Repeat every record below exactly as written.

#### Record list

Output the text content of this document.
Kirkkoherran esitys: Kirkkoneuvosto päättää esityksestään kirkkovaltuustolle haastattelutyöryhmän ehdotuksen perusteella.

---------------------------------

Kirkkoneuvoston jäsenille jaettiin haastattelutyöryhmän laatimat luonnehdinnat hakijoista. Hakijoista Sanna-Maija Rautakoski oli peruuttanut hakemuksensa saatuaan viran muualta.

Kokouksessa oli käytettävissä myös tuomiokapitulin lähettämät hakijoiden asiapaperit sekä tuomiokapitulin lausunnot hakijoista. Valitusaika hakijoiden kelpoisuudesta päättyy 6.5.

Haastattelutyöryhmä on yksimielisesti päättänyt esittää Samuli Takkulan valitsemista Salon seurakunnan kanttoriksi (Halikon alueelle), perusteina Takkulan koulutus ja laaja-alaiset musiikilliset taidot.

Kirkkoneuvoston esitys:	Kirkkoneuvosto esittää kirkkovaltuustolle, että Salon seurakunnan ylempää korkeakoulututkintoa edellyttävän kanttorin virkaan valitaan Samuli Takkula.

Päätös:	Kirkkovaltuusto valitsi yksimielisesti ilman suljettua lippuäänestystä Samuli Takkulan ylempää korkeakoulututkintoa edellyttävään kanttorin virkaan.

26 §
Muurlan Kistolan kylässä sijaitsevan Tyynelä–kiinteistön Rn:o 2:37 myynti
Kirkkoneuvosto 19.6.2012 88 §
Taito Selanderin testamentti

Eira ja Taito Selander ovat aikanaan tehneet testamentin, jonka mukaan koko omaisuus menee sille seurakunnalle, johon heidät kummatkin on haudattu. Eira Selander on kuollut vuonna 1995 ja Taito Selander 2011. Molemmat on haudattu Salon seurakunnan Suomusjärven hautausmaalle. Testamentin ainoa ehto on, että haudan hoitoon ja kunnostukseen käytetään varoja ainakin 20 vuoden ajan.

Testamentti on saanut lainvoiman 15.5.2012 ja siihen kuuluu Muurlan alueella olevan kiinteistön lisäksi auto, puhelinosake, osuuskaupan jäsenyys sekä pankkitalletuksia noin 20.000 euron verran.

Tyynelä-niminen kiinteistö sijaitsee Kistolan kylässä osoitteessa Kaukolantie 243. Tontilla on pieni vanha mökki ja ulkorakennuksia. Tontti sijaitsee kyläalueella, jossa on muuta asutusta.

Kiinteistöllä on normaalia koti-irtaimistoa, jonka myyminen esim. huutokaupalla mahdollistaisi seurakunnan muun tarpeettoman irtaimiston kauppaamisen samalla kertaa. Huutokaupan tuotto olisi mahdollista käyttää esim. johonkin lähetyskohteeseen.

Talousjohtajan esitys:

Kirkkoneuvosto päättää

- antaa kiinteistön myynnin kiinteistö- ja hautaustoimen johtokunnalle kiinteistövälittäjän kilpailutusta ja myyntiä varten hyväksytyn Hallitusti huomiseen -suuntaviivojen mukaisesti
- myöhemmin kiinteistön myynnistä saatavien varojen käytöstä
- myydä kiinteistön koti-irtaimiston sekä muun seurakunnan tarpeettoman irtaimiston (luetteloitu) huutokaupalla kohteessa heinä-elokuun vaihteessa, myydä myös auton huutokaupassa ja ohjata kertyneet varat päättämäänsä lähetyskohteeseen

########

*Complete answer:*
Output the text content of this document.
Kirkkoherran esitys: Kirkkoneuvosto päättää esityksestään kirkkovaltuustolle haastattelutyöryhmän ehdotuksen perusteella.

---------------------------------

Kirkkoneuvoston jäsenille jaettiin haastattelutyöryhmän laatimat luonnehdinnat hakijoista. Hakijoista Sanna-Maija Rautakoski oli peruuttanut hakemuksensa saatuaan viran muualta.

Kokouksessa oli käytettävissä myös tuomiokapitulin lähettämät hakijoiden asiapaperit sekä tuomiokapitulin lausunnot hakijoista. Valitusaika hakijoiden kelpoisuudesta päättyy 6.5.

Haastattelutyöryhmä on yksimielisesti päättänyt esittää Samuli Takkulan valitsemista Salon seurakunnan kanttoriksi (Halikon alueelle), perusteina Takkulan koulutus ja laaja-alaiset musiikilliset taidot.

Kirkkoneuvoston esitys:	Kirkkoneuvosto esittää kirkkovaltuustolle, että Salon seurakunnan ylempää korkeakoulututkintoa edellyttävän kanttorin virkaan valitaan Samuli Takkula.

Päätös:	Kirkkovaltuusto valitsi yksimielisesti ilman suljettua lippuäänestystä Samuli Takkulan ylempää korkeakoulututkintoa edellyttävään kanttorin virkaan.

26 §
Muurlan Kistolan kylässä sijaitsevan Tyynelä–kiinteistön Rn:o 2:37 myynti
Kirkkoneuvosto 19.6.2012 88 §
Taito Selanderin testamentti

Eira ja Taito Selander ovat aikanaan tehneet testamentin, jonka mukaan koko omaisuus menee sille seurakunnalle, johon heidät kummatkin on haudattu. Eira Selander on kuollut vuonna 1995 ja Taito Selander 2011. Molemmat on haudattu Salon seurakunnan Suomusjärven hautausmaalle. Testamentin ainoa ehto on, että haudan hoitoon ja kunnostukseen käytetään varoja ainakin 20 vuoden ajan.

Testamentti on saanut lainvoiman 15.5.2012 ja siihen kuuluu Muurlan alueella olevan kiinteistön lisäksi auto, puhelinosake, osuuskaupan jäsenyys sekä pankkitalletuksia noin 20.000 euron verran.

Tyynelä-niminen kiinteistö sijaitsee Kistolan kylässä osoitteessa Kaukolantie 243. Tontilla on pieni vanha mökki ja ulkorakennuksia. Tontti sijaitsee kyläalueella, jossa on muuta asutusta.

Kiinteistöllä on normaalia koti-irtaimistoa, jonka myyminen esim. huutokaupalla mahdollistaisi seurakunnan muun tarpeettoman irtaimiston kauppaamisen samalla kertaa. Huutokaupan tuotto olisi mahdollista käyttää esim. johonkin lähetyskohteeseen.

Talousjohtajan esitys:

Kirkkoneuvosto päättää

- antaa kiinteistön myynnin kiinteistö- ja hautaustoimen johtokunnalle kiinteistövälittäjän kilpailutusta ja myyntiä varten hyväksytyn Hallitusti huomiseen -suuntaviivojen mukaisesti
- myöhemmin kiinteistön myynnistä saatavien varojen käytöstä
- myydä kiinteistön koti-irtaimiston sekä muun seurakunnan tarpeettoman irtaimiston (luetteloitu) huutokaupalla kohteessa heinä-elokuun vaihteessa, myydä myös auton huutokaupassa ja ohjata kertyneet varat päättämäänsä lähetyskohteeseen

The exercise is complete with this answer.